What needs to be done: Return nothing but the lines from the line containing "Convert this document image to plain text." through the last line of the records, reproduced exactly.

Dataset entries:
....
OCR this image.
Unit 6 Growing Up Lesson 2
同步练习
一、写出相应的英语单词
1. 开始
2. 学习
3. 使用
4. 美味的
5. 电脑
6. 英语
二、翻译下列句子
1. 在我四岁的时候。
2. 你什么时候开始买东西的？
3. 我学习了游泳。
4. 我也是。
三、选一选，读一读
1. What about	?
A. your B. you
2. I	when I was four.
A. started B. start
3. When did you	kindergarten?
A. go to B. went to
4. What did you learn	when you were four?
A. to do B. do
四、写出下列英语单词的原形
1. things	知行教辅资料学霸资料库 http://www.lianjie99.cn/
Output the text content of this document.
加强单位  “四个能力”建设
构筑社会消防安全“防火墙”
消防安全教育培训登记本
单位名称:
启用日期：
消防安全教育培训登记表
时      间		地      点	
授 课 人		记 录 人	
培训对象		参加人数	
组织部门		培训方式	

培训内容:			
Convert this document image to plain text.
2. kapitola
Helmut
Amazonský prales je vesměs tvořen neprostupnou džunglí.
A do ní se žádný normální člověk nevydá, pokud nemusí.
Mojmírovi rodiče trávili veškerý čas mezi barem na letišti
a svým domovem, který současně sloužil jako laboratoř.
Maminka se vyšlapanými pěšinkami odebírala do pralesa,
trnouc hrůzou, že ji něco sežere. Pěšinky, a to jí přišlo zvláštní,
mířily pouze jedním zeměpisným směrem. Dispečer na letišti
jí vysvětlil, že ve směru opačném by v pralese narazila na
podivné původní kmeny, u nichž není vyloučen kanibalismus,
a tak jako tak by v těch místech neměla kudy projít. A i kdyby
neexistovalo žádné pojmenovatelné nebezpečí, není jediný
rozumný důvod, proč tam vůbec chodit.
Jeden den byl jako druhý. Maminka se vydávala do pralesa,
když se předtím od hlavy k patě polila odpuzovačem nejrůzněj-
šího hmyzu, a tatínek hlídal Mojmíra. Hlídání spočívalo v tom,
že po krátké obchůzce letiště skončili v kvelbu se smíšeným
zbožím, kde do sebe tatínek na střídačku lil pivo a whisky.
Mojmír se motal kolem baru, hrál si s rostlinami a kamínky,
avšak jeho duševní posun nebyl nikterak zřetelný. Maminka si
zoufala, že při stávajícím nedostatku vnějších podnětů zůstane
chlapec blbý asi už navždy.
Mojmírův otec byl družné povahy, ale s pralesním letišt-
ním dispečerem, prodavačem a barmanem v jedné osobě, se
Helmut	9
....
Full output:
Convert this document image to plain text.
2. kapitola
Helmut
Amazonský prales je vesměs tvořen neprostupnou džunglí.
A do ní se žádný normální člověk nevydá, pokud nemusí.
Mojmírovi rodiče trávili veškerý čas mezi barem na letišti
a svým domovem, který současně sloužil jako laboratoř.
Maminka se vyšlapanými pěšinkami odebírala do pralesa,
trnouc hrůzou, že ji něco sežere. Pěšinky, a to jí přišlo zvláštní,
mířily pouze jedním zeměpisným směrem. Dispečer na letišti
jí vysvětlil, že ve směru opačném by v pralese narazila na
podivné původní kmeny, u nichž není vyloučen kanibalismus,
a tak jako tak by v těch místech neměla kudy projít. A i kdyby
neexistovalo žádné pojmenovatelné nebezpečí, není jediný
rozumný důvod, proč tam vůbec chodit.
Jeden den byl jako druhý. Maminka se vydávala do pralesa,
když se předtím od hlavy k patě polila odpuzovačem nejrůzněj-
šího hmyzu, a tatínek hlídal Mojmíra. Hlídání spočívalo v tom,
že po krátké obchůzce letiště skončili v kvelbu se smíšeným
zbožím, kde do sebe tatínek na střídačku lil pivo a whisky.
Mojmír se motal kolem baru, hrál si s rostlinami a kamínky,
avšak jeho duševní posun nebyl nikterak zřetelný. Maminka si
zoufala, že při stávajícím nedostatku vnějších podnětů zůstane
chlapec blbý asi už navždy.
Mojmírův otec byl družné povahy, ale s pralesním letišt-
ním dispečerem, prodavačem a barmanem v jedné osobě, se
Helmut	9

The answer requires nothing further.